>>>>>

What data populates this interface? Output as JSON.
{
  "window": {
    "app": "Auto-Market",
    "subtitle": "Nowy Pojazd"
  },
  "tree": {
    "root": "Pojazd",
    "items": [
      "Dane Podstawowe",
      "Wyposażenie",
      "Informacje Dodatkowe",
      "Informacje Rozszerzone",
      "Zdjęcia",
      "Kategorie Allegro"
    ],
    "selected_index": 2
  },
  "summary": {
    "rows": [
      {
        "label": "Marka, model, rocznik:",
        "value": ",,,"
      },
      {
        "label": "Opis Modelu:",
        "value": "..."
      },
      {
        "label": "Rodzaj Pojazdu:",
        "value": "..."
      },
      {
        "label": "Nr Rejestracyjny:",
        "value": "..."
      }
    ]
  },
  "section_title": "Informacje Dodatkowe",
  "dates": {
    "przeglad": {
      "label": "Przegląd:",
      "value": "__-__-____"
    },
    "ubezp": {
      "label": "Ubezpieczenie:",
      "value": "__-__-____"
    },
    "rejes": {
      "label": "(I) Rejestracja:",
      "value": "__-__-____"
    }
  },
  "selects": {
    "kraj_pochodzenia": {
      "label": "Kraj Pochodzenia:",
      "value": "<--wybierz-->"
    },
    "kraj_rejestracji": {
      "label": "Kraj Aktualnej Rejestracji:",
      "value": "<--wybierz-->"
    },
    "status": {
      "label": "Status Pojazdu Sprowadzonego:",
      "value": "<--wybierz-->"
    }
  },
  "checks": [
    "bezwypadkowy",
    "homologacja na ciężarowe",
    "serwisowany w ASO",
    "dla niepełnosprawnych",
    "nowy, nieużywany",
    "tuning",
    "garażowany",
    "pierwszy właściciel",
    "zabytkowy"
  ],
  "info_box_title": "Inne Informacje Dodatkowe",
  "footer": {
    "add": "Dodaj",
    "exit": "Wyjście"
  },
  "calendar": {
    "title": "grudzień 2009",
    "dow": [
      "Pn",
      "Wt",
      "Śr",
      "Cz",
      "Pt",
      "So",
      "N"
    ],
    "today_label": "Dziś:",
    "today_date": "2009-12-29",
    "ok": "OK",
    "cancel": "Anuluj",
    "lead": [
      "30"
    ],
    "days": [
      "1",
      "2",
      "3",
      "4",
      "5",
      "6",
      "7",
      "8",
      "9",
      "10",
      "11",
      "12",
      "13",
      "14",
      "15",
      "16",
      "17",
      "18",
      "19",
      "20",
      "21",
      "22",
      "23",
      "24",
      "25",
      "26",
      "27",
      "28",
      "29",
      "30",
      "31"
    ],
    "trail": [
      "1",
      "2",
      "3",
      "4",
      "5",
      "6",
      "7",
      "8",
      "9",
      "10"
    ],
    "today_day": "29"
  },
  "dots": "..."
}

<<<<<

WORK INSTRUCTIONS: Of the lines above, copy each that contains "Pojazdu".

EXERCISE RESULT:
        "label": "Rodzaj Pojazdu:",
      "label": "Status Pojazdu Sprowadzonego:",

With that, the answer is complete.